### Exercise instructions
Return the complete listing that follows, with each line reproduced exactly.

### Data excerpts
--- Begin ---
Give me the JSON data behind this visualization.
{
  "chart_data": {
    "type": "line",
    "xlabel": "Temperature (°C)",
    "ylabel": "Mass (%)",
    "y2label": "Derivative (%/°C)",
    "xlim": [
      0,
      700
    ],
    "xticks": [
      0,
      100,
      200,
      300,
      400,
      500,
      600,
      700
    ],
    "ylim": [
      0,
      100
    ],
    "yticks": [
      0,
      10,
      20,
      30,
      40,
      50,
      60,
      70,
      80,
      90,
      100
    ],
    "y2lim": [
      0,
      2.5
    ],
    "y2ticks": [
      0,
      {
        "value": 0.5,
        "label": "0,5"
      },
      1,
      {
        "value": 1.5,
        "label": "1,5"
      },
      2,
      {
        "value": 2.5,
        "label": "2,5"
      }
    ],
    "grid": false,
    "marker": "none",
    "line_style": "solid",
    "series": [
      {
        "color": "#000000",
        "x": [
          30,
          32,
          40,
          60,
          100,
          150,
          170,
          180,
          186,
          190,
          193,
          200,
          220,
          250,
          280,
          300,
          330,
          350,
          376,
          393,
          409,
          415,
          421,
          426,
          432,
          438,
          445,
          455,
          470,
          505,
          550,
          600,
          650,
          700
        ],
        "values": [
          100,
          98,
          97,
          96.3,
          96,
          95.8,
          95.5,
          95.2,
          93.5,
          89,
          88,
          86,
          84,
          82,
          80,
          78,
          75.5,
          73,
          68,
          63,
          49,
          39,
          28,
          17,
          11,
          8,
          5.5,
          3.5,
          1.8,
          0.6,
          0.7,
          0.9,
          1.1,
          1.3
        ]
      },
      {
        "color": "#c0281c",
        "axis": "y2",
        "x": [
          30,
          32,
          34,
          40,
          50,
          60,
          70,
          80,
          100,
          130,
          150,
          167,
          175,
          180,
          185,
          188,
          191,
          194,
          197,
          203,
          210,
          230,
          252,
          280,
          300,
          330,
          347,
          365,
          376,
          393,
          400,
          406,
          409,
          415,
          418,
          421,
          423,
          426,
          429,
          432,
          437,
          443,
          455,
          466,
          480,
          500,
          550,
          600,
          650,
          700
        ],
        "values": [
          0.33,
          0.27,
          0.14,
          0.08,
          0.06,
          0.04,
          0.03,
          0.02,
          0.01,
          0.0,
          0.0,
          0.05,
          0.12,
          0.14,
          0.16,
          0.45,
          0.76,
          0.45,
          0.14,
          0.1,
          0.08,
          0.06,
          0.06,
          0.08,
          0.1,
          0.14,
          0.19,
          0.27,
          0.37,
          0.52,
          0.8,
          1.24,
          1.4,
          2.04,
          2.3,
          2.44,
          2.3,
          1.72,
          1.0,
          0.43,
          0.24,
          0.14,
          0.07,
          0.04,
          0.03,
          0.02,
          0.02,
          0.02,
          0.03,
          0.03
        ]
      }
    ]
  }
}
--- End ---
### Written reply
Give me the JSON data behind this visualization.
{
  "chart_data": {
    "type": "line",
    "xlabel": "Temperature (°C)",
    "ylabel": "Mass (%)",
    "y2label": "Derivative (%/°C)",
    "xlim": [
      0,
      700
    ],
    "xticks": [
      0,
      100,
      200,
      300,
      400,
      500,
      600,
      700
    ],
    "ylim": [
      0,
      100
    ],
    "yticks": [
      0,
      10,
      20,
      30,
      40,
      50,
      60,
      70,
      80,
      90,
      100
    ],
    "y2lim": [
      0,
      2.5
    ],
    "y2ticks": [
      0,
      {
        "value": 0.5,
        "label": "0,5"
      },
      1,
      {
        "value": 1.5,
        "label": "1,5"
      },
      2,
      {
        "value": 2.5,
        "label": "2,5"
      }
    ],
    "grid": false,
    "marker": "none",
    "line_style": "solid",
    "series": [
      {
        "color": "#000000",
        "x": [
          30,
          32,
          40,
          60,
          100,
          150,
          170,
          180,
          186,
          190,
          193,
          200,
          220,
          250,
          280,
          300,
          330,
          350,
          376,
          393,
          409,
          415,
          421,
          426,
          432,
          438,
          445,
          455,
          470,
          505,
          550,
          600,
          650,
          700
        ],
        "values": [
          100,
          98,
          97,
          96.3,
          96,
          95.8,
          95.5,
          95.2,
          93.5,
          89,
          88,
          86,
          84,
          82,
          80,
          78,
          75.5,
          73,
          68,
          63,
          49,
          39,
          28,
          17,
          11,
          8,
          5.5,
          3.5,
          1.8,
          0.6,
          0.7,
          0.9,
          1.1,
          1.3
        ]
      },
      {
        "color": "#c0281c",
        "axis": "y2",
        "x": [
          30,
          32,
          34,
          40,
          50,
          60,
          70,
          80,
          100,
          130,
          150,
          167,
          175,
          180,
          185,
          188,
          191,
          194,
          197,
          203,
          210,
          230,
          252,
          280,
          300,
          330,
          347,
          365,
          376,
          393,
          400,
          406,
          409,
          415,
          418,
          421,
          423,
          426,
          429,
          432,
          437,
          443,
          455,
          466,
          480,
          500,
          550,
          600,
          650,
          700
        ],
        "values": [
          0.33,
          0.27,
          0.14,
          0.08,
          0.06,
          0.04,
          0.03,
          0.02,
          0.01,
          0.0,
          0.0,
          0.05,
          0.12,
          0.14,
          0.16,
          0.45,
          0.76,
          0.45,
          0.14,
          0.1,
          0.08,
          0.06,
          0.06,
          0.08,
          0.1,
          0.14,
          0.19,
          0.27,
          0.37,
          0.52,
          0.8,
          1.24,
          1.4,
          2.04,
          2.3,
          2.44,
          2.3,
          1.72,
          1.0,
          0.43,
          0.24,
          0.14,
          0.07,
          0.04,
          0.03,
          0.02,
          0.02,
          0.02,
          0.03,
          0.03
        ]
      }
    ]
  }
}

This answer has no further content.